>> Begin
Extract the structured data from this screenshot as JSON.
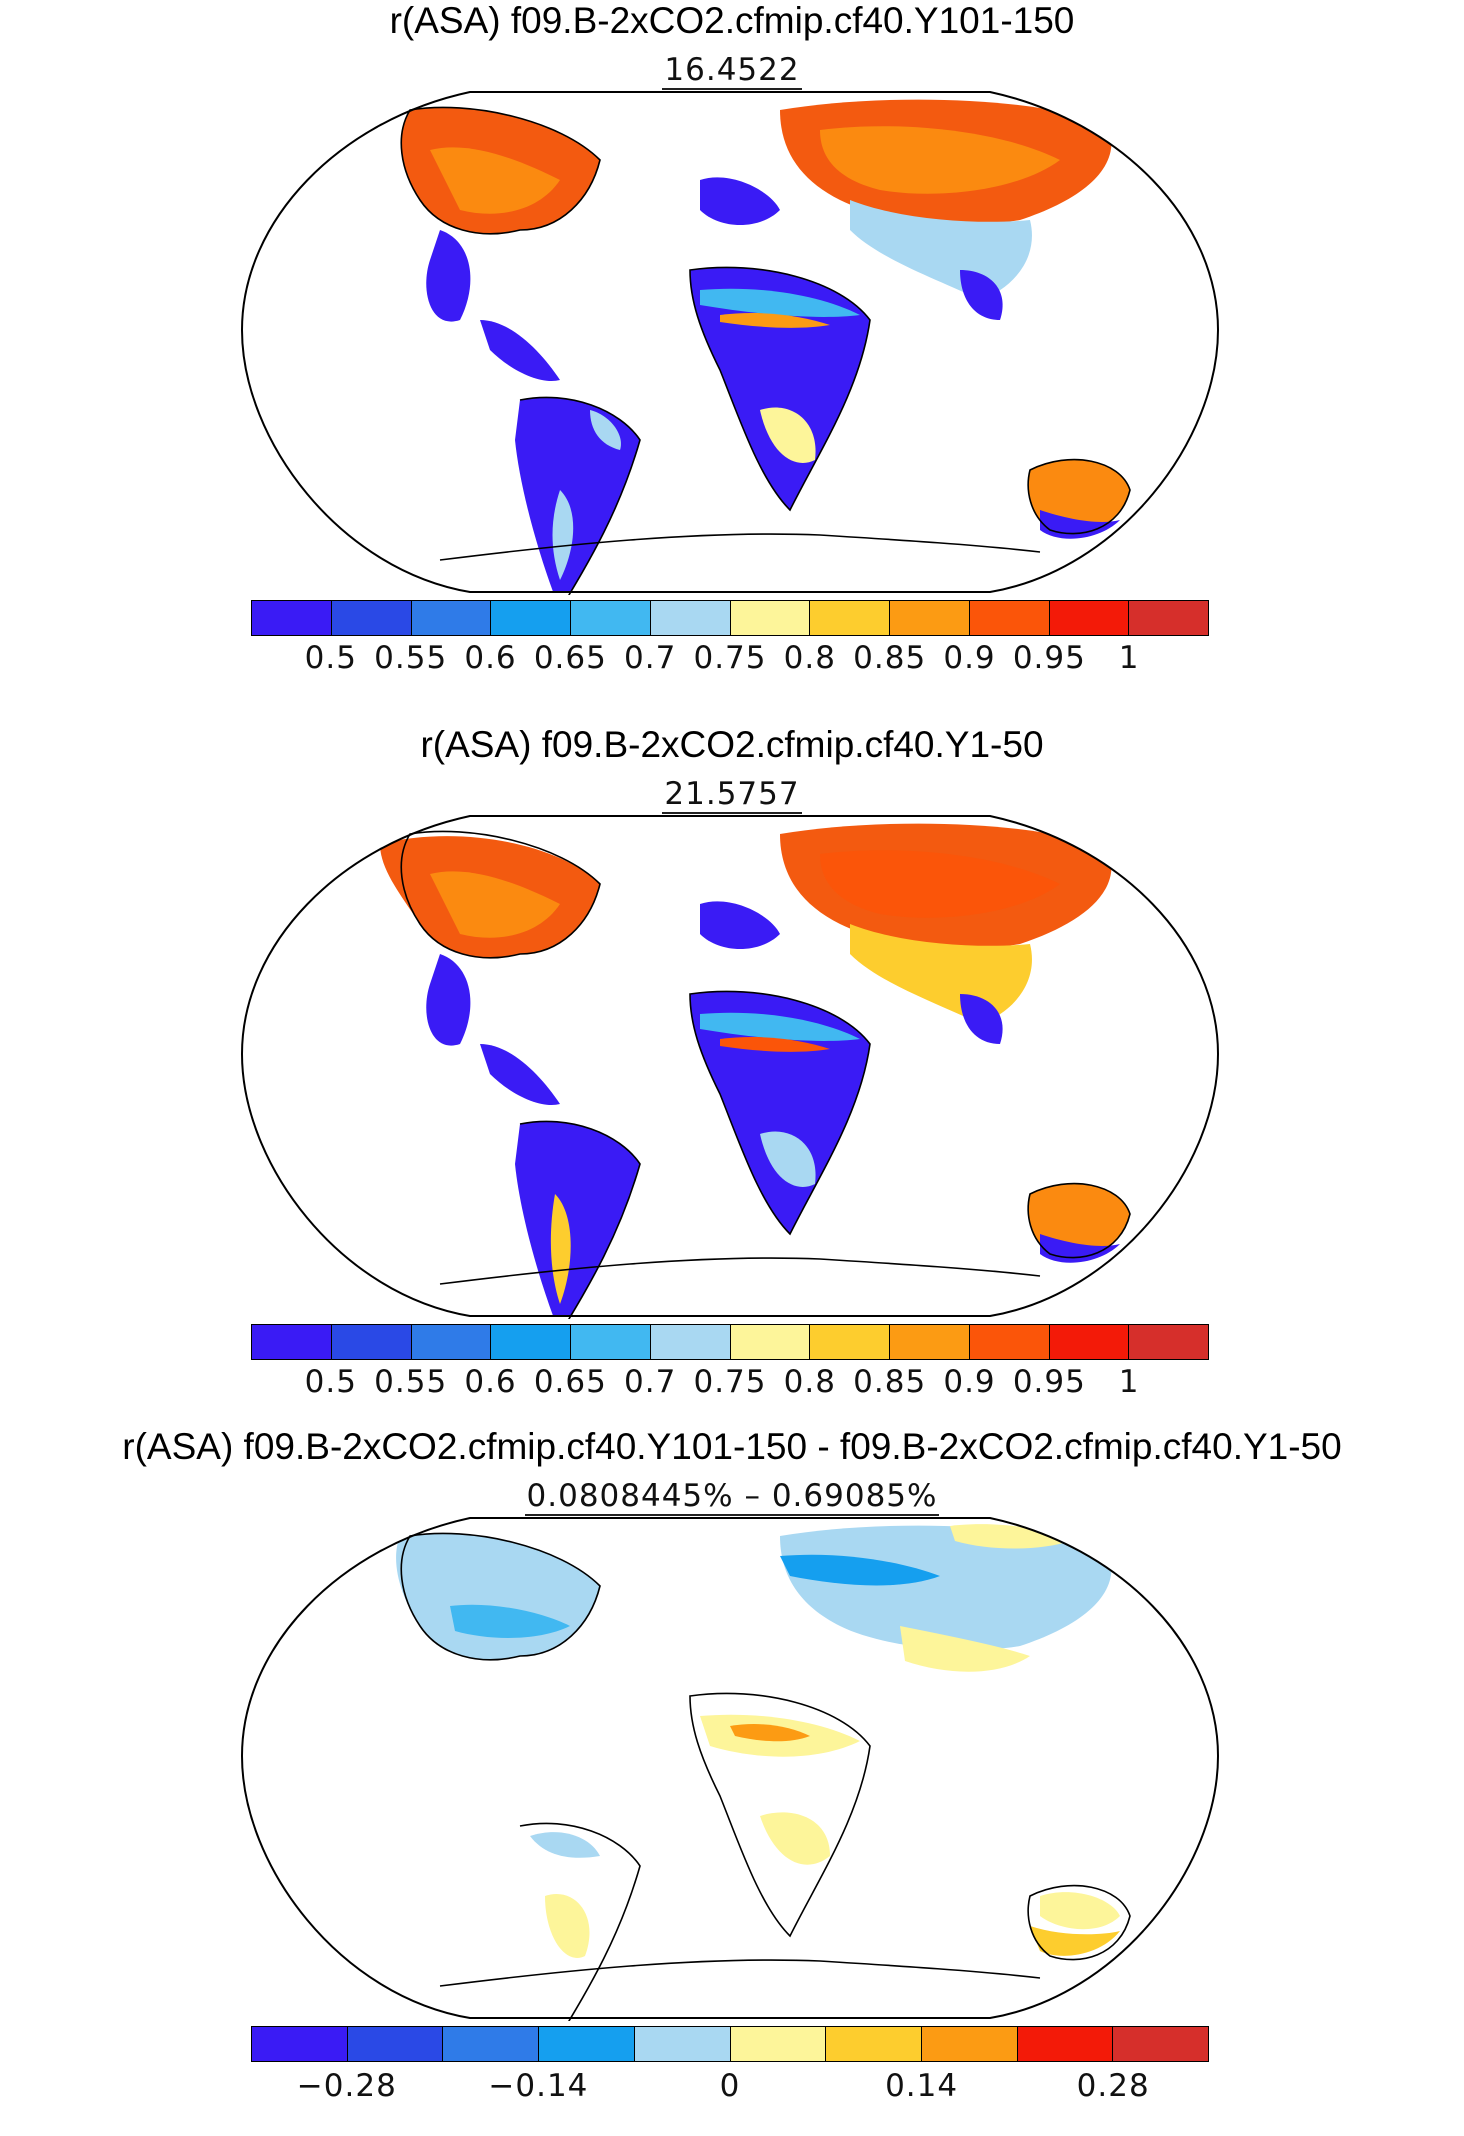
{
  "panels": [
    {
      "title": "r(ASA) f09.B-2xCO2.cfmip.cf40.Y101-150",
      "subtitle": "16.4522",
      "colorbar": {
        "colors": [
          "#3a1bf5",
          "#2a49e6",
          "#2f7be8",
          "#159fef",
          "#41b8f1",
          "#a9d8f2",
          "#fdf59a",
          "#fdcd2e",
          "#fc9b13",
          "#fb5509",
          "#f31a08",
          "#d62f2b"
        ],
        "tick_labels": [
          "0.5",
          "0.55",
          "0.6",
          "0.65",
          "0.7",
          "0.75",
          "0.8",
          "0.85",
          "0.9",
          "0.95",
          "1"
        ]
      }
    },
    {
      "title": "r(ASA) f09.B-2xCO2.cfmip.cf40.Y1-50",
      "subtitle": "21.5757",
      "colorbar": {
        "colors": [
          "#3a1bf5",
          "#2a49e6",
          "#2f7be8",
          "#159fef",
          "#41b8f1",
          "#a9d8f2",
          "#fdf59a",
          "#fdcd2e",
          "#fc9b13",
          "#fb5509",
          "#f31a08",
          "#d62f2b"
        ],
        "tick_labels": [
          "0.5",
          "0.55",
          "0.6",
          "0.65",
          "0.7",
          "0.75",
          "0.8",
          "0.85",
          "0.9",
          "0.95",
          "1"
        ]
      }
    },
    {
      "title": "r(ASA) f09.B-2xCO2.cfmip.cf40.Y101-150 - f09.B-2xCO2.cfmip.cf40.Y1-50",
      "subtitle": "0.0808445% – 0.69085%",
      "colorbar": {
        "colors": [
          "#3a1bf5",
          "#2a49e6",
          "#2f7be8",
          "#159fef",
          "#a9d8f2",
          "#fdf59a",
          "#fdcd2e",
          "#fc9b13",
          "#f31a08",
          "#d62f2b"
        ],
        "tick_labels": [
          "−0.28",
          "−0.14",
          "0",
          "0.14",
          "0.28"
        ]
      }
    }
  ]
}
>> End
>> Begin
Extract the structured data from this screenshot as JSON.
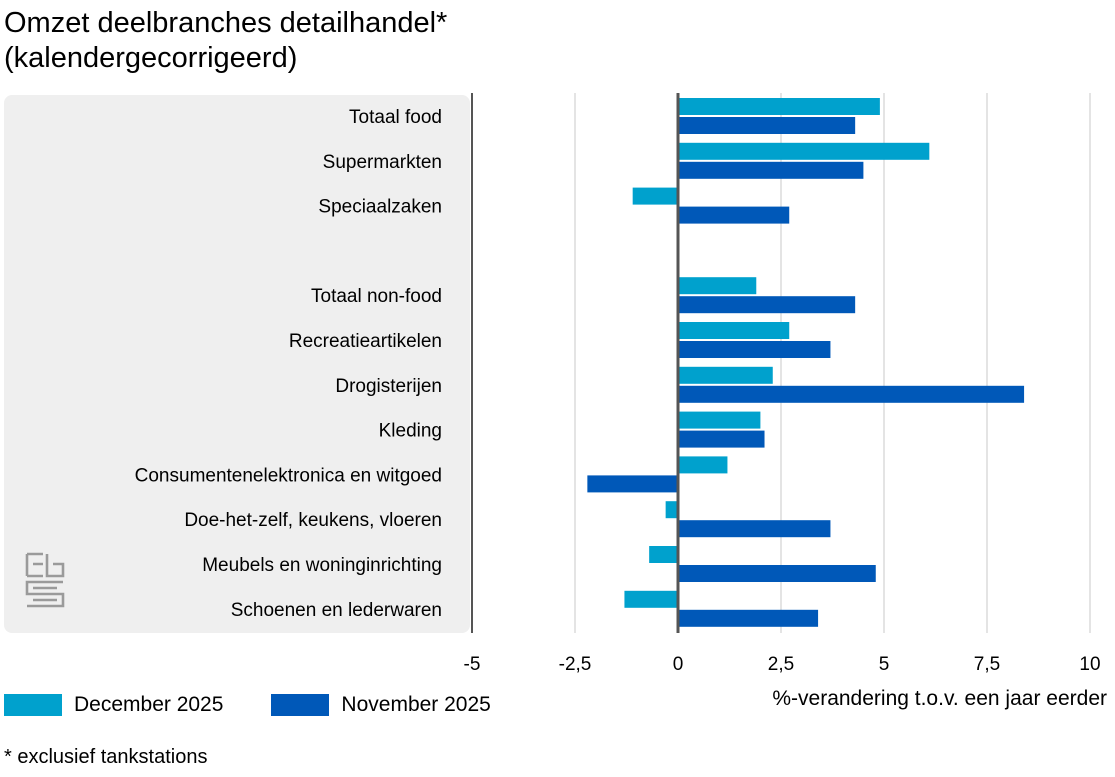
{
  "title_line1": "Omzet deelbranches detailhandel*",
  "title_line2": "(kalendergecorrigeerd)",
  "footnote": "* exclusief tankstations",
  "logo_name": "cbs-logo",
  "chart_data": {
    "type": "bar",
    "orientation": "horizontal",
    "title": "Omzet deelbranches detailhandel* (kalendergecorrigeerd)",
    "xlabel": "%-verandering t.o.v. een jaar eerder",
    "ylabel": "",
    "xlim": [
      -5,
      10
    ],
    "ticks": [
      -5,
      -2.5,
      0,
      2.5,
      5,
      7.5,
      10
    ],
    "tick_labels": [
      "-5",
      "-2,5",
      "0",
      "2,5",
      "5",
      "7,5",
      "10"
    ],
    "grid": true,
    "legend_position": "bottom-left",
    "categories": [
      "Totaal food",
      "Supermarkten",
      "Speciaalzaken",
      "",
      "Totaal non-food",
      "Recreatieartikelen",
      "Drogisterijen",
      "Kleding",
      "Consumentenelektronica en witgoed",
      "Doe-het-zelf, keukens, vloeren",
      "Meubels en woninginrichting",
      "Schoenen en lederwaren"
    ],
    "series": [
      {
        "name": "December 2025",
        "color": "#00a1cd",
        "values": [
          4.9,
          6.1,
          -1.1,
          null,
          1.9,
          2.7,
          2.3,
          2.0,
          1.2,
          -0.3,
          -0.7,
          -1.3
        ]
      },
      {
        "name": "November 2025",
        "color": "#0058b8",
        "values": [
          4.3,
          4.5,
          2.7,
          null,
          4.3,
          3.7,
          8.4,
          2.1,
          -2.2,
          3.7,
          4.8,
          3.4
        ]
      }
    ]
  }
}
>> End
* SET PROBLEM
From the data above, gather every line that includes the word "detailhandel".

* FINAL ANSWER
  "title_line1": "Omzet deelbranches detailhandel*",
    "title": "Omzet deelbranches detailhandel* (kalendergecorrigeerd)",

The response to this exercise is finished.